Collection entries
------------------------------------------------

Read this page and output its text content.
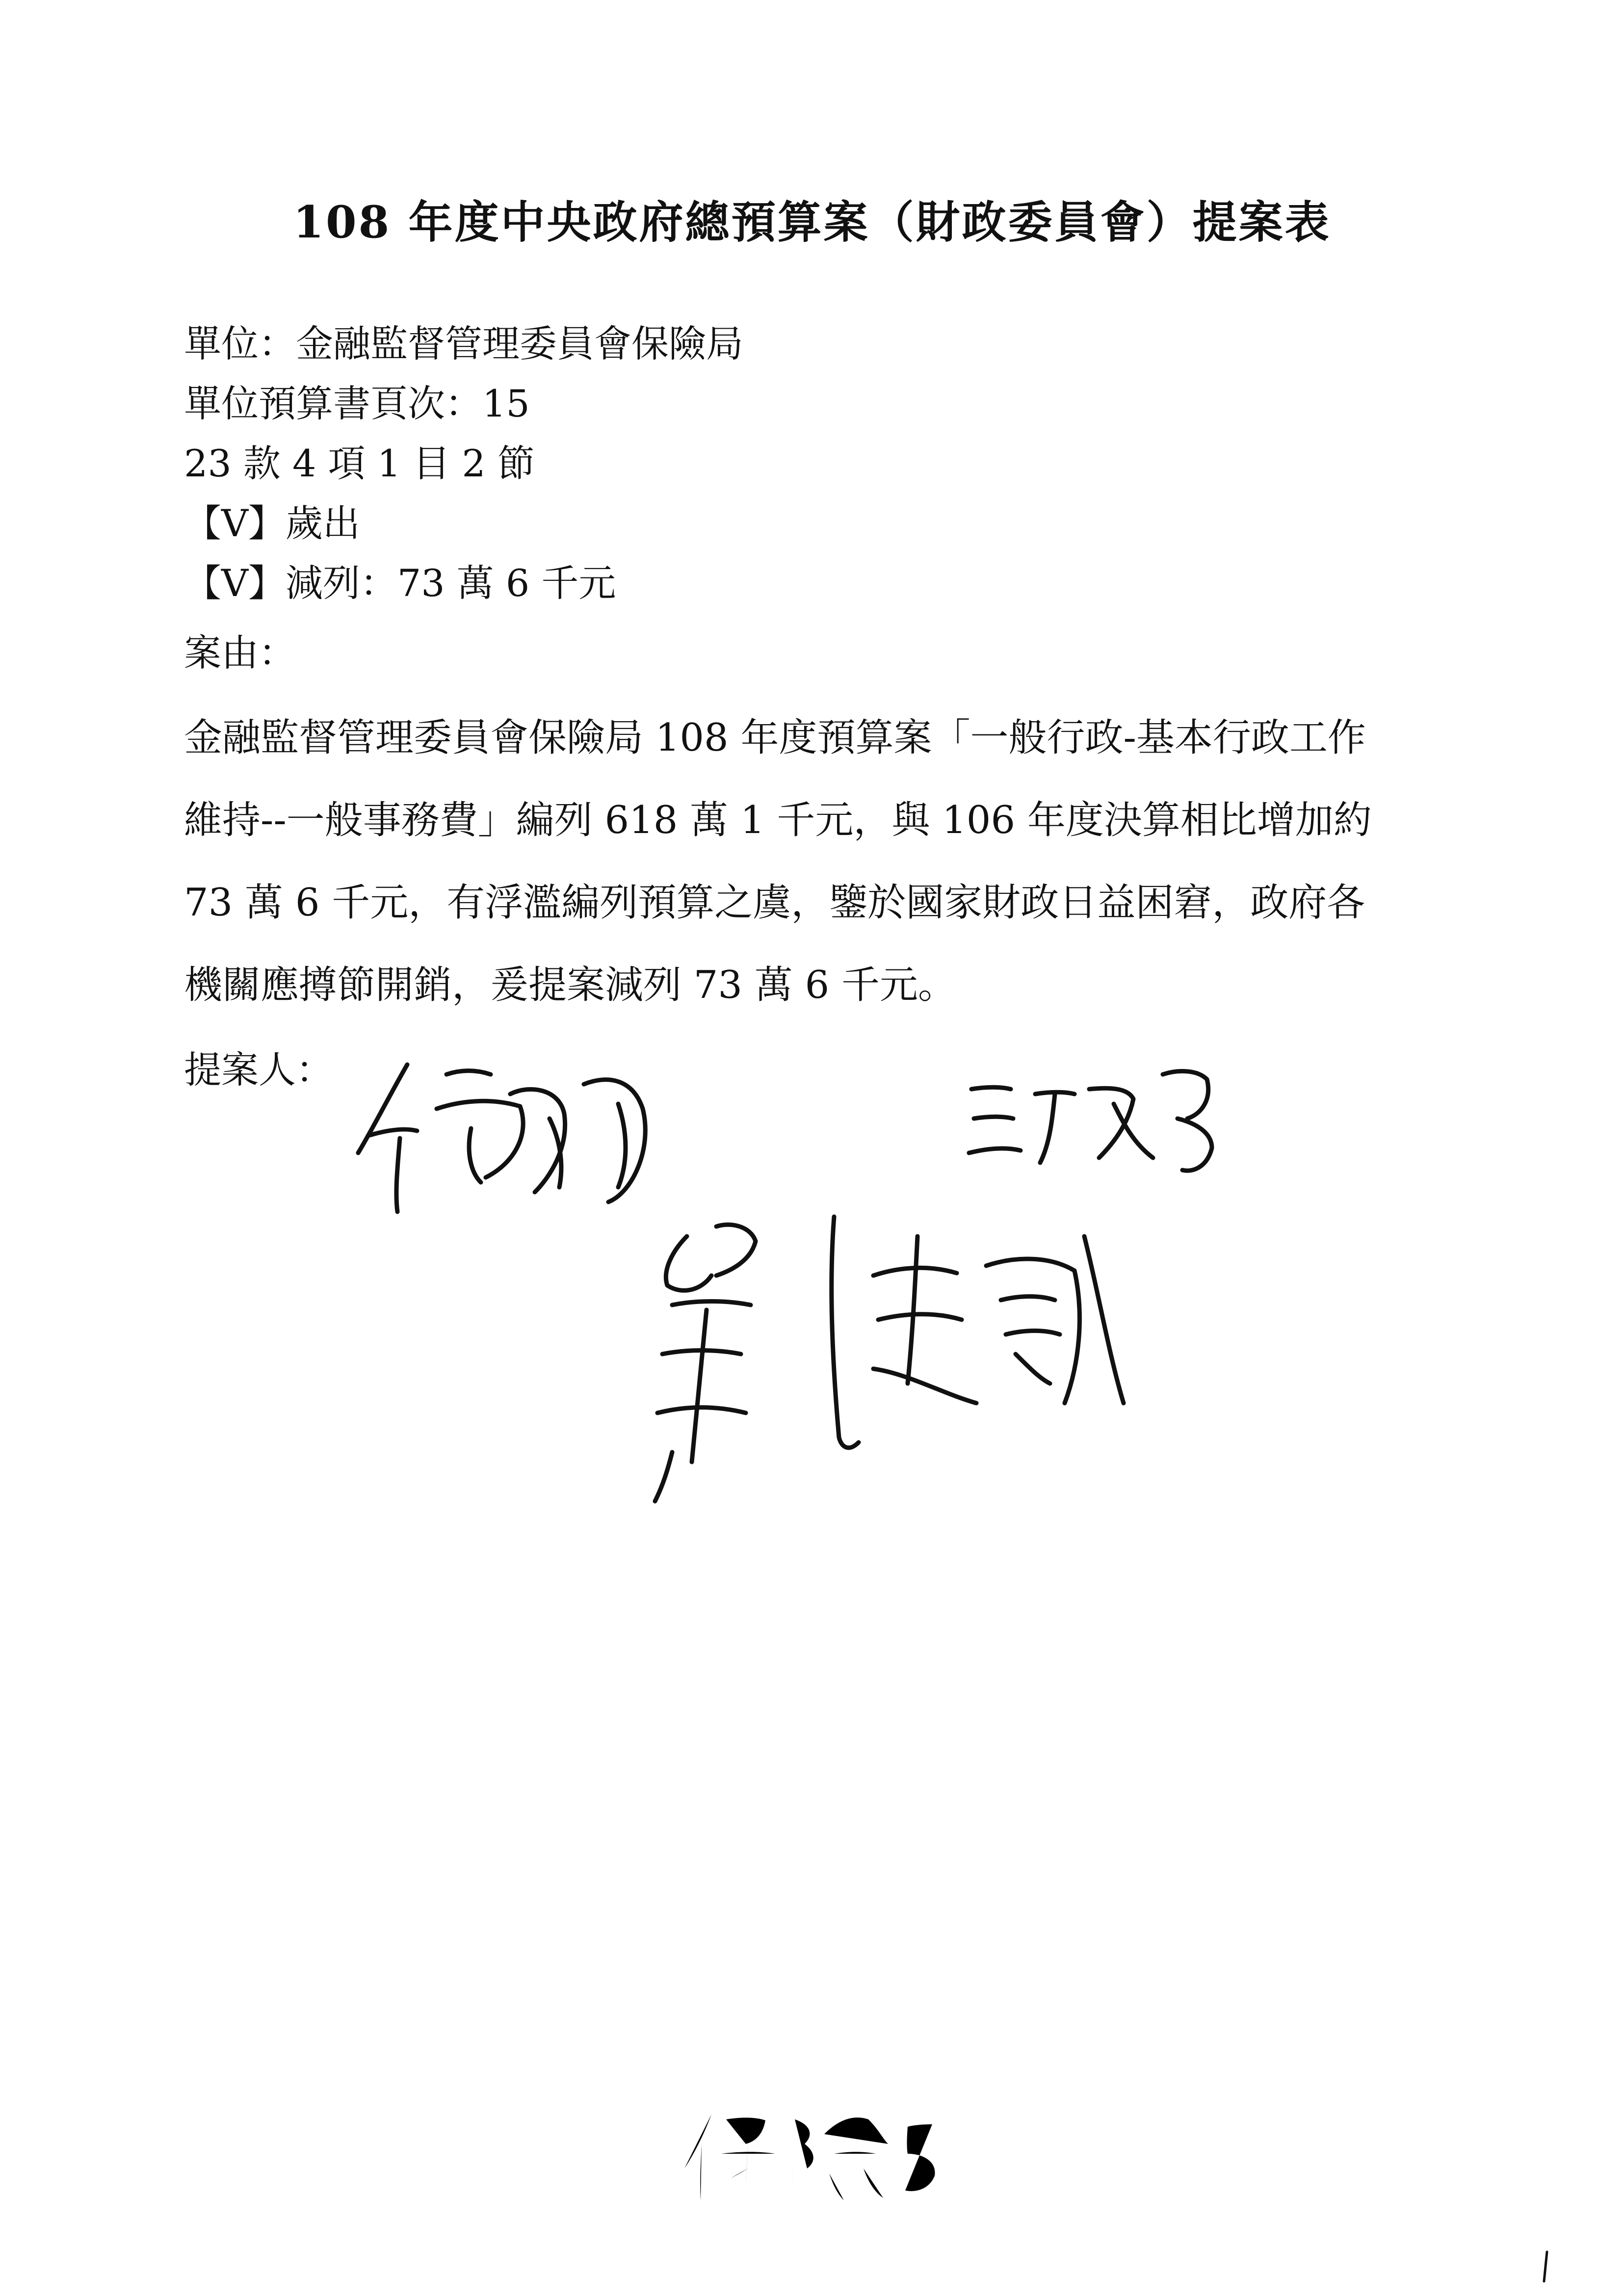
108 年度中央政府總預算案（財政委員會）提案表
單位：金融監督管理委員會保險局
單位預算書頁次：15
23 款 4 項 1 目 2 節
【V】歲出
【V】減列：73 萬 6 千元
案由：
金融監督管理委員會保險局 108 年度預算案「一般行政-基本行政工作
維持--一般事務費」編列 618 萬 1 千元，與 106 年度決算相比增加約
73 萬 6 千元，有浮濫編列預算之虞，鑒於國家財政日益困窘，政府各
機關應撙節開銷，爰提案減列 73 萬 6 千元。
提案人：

------------------------------------------------

- **Task to carry out**
Copy the listing in full and without alteration, omitting every picture.

- **Exercise solution**
Read this page and output its text content.
108 年度中央政府總預算案（財政委員會）提案表
單位：金融監督管理委員會保險局
單位預算書頁次：15
23 款 4 項 1 目 2 節
【V】歲出
【V】減列：73 萬 6 千元
案由：
金融監督管理委員會保險局 108 年度預算案「一般行政-基本行政工作
維持--一般事務費」編列 618 萬 1 千元，與 106 年度決算相比增加約
73 萬 6 千元，有浮濫編列預算之虞，鑒於國家財政日益困窘，政府各
機關應撙節開銷，爰提案減列 73 萬 6 千元。
提案人：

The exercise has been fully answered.